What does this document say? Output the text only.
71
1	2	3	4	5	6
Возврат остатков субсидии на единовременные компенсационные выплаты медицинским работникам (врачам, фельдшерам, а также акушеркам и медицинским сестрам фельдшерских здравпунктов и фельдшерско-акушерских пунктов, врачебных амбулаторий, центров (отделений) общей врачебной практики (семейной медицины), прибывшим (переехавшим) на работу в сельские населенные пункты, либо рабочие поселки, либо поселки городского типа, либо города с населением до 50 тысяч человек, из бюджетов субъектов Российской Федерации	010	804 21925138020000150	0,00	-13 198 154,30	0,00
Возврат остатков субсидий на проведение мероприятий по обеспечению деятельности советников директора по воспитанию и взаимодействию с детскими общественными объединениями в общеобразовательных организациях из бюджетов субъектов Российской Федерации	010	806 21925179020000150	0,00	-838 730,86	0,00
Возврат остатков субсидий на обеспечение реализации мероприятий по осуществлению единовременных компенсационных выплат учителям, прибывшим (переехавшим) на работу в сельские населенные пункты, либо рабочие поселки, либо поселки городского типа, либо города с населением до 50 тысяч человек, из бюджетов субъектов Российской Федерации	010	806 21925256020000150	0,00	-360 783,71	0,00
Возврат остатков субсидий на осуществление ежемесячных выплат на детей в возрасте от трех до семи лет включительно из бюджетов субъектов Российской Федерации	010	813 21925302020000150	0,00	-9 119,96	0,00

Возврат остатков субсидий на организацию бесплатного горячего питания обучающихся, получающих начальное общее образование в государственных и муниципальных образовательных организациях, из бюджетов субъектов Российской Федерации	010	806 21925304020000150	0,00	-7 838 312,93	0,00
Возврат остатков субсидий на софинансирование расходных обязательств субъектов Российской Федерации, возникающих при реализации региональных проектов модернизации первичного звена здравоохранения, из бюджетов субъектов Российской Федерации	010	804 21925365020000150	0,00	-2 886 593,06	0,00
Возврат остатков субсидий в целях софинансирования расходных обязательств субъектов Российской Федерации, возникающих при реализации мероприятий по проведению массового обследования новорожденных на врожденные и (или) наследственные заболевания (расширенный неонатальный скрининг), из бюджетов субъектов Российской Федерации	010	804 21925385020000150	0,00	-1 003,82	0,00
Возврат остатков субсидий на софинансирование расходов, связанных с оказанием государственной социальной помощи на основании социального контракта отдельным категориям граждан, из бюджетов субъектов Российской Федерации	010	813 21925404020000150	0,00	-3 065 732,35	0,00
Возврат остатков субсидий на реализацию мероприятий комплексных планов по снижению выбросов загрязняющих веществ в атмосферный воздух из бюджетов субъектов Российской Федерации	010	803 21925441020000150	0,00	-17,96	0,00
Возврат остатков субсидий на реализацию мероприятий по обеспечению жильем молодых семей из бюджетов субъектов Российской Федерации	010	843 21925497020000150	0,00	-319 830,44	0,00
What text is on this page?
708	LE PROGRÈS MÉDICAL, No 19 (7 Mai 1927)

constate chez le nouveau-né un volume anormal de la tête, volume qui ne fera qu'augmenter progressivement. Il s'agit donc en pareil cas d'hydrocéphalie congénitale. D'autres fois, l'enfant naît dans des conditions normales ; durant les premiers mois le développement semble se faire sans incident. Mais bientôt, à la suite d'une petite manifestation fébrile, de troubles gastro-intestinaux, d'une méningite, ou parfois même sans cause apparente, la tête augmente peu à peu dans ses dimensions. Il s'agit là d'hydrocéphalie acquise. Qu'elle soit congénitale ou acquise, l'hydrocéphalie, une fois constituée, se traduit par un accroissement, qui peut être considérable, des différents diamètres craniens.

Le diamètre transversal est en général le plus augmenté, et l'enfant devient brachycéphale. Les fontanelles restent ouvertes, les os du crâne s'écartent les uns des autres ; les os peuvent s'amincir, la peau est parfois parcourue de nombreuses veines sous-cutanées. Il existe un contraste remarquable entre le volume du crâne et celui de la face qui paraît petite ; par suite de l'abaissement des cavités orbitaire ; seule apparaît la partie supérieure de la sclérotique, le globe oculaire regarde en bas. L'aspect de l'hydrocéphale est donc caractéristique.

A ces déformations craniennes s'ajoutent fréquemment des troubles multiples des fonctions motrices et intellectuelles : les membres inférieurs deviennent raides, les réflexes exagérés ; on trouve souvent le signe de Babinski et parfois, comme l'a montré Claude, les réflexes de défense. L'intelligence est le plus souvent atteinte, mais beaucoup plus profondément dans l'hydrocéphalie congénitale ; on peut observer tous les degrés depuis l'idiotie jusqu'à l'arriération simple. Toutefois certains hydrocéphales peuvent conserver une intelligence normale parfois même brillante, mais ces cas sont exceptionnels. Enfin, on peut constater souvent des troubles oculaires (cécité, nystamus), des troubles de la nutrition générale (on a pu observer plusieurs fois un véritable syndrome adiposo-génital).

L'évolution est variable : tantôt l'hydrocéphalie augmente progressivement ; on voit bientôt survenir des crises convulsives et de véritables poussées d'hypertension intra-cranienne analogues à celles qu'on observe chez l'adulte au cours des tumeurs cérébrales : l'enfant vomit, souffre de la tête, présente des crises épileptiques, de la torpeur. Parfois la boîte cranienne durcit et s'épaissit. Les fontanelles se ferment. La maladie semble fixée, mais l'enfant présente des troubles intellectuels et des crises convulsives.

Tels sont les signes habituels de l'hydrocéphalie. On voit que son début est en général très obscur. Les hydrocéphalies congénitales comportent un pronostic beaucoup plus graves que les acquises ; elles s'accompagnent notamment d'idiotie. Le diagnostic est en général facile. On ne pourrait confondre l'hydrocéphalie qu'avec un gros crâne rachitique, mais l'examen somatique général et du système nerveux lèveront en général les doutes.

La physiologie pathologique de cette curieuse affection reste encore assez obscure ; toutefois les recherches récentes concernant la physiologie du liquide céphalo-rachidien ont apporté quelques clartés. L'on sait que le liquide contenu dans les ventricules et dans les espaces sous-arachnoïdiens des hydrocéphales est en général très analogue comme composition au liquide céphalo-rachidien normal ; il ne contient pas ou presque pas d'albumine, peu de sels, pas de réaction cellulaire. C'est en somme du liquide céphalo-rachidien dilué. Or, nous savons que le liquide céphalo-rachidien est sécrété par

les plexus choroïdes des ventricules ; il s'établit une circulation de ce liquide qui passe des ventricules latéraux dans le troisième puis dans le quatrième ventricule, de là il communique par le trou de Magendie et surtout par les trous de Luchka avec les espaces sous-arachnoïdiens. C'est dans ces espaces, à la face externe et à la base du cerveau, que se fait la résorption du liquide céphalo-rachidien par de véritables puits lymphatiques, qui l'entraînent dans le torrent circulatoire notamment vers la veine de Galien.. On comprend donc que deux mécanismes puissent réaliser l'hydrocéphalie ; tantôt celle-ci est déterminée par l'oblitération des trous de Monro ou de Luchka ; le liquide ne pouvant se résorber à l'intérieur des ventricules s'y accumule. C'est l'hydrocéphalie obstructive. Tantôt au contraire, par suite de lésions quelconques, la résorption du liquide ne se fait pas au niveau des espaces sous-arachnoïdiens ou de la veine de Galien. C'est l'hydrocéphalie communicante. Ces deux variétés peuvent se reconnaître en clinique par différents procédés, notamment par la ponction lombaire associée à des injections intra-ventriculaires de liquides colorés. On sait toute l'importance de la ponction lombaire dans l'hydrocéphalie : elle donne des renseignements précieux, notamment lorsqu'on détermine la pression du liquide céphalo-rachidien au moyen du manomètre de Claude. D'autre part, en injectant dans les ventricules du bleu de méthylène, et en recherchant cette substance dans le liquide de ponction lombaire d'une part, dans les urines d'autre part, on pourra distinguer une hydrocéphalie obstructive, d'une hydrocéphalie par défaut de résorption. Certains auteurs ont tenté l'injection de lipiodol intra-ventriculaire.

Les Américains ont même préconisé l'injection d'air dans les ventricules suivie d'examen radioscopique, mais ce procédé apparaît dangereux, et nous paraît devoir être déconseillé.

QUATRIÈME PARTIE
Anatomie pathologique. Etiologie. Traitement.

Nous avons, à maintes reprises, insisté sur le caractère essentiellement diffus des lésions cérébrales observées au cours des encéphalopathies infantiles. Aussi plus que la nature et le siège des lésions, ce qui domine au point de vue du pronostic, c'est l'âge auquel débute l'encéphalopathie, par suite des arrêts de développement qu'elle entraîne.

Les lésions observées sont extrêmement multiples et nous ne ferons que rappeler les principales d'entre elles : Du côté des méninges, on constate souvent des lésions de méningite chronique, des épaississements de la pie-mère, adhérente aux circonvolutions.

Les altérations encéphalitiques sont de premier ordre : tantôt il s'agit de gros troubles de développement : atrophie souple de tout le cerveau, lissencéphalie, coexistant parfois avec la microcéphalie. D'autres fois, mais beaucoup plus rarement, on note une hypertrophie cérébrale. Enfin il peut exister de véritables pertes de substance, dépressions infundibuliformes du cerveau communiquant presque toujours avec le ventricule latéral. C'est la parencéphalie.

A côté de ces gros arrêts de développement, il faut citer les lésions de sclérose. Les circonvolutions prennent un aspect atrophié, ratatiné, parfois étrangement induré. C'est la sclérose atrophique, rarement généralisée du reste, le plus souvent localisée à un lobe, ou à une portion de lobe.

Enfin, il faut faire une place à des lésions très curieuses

────────────────

*TASK GOAL*:
Select all lines in the listing that include the word "petite".

*THE RESULT*:
constate chez le nouveau-né un volume anormal de la tête, volume qui ne fera qu'augmenter progressivement. Il s'agit donc en pareil cas d'hydrocéphalie congénitale. D'autres fois, l'enfant naît dans des conditions normales ; durant les premiers mois le développement semble se faire sans incident. Mais bientôt, à la suite d'une petite manifestation fébrile, de troubles gastro-intestinaux, d'une méningite, ou parfois même sans cause apparente, la tête augmente peu à peu dans ses dimensions. Il s'agit là d'hydrocéphalie acquise. Qu'elle soit congénitale ou acquise, l'hydrocéphalie, une fois constituée, se traduit par un accroissement, qui peut être considérable, des différents diamètres craniens.
Le diamètre transversal est en général le plus augmenté, et l'enfant devient brachycéphale. Les fontanelles restent ouvertes, les os du crâne s'écartent les uns des autres ; les os peuvent s'amincir, la peau est parfois parcourue de nombreuses veines sous-cutanées. Il existe un contraste remarquable entre le volume du crâne et celui de la face qui paraît petite ; par suite de l'abaissement des cavités orbitaire ; seule apparaît la partie supérieure de la sclérotique, le globe oculaire regarde en bas. L'aspect de l'hydrocéphale est donc caractéristique.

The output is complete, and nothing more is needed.